> Records from a data source:

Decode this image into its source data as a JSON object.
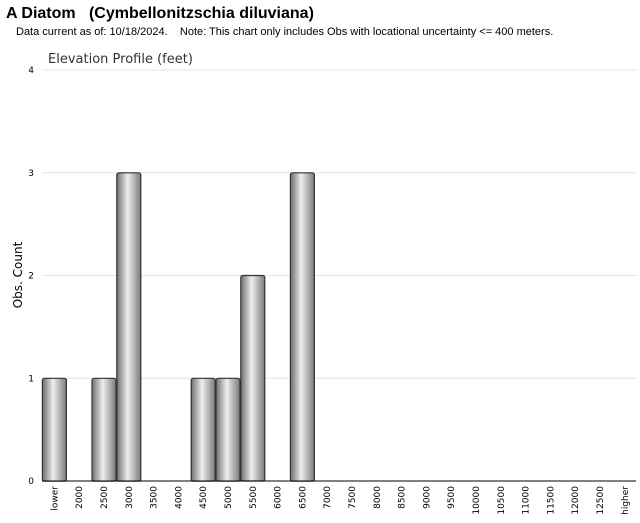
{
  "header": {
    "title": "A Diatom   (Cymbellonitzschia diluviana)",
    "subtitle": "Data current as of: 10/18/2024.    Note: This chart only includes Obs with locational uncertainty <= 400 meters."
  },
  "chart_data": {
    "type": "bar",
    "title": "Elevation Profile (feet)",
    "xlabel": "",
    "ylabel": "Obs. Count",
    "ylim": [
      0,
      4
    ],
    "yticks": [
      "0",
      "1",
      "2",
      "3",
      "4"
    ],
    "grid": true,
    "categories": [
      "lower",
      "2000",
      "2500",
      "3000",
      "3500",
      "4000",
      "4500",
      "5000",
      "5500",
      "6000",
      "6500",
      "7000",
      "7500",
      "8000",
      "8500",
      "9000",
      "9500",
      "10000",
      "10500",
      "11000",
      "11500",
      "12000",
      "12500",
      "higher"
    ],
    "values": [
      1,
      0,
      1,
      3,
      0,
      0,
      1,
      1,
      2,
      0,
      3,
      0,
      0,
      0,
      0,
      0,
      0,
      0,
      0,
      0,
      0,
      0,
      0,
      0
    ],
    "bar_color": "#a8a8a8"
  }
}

> Aim of the exercise: Images should not appear in the copy; retype the listing above exactly.

> Reply to the exercise:
Decode this image into its source data as a JSON object.
{
  "header": {
    "title": "A Diatom   (Cymbellonitzschia diluviana)",
    "subtitle": "Data current as of: 10/18/2024.    Note: This chart only includes Obs with locational uncertainty <= 400 meters."
  },
  "chart_data": {
    "type": "bar",
    "title": "Elevation Profile (feet)",
    "xlabel": "",
    "ylabel": "Obs. Count",
    "ylim": [
      0,
      4
    ],
    "yticks": [
      "0",
      "1",
      "2",
      "3",
      "4"
    ],
    "grid": true,
    "categories": [
      "lower",
      "2000",
      "2500",
      "3000",
      "3500",
      "4000",
      "4500",
      "5000",
      "5500",
      "6000",
      "6500",
      "7000",
      "7500",
      "8000",
      "8500",
      "9000",
      "9500",
      "10000",
      "10500",
      "11000",
      "11500",
      "12000",
      "12500",
      "higher"
    ],
    "values": [
      1,
      0,
      1,
      3,
      0,
      0,
      1,
      1,
      2,
      0,
      3,
      0,
      0,
      0,
      0,
      0,
      0,
      0,
      0,
      0,
      0,
      0,
      0,
      0
    ],
    "bar_color": "#a8a8a8"
  }
}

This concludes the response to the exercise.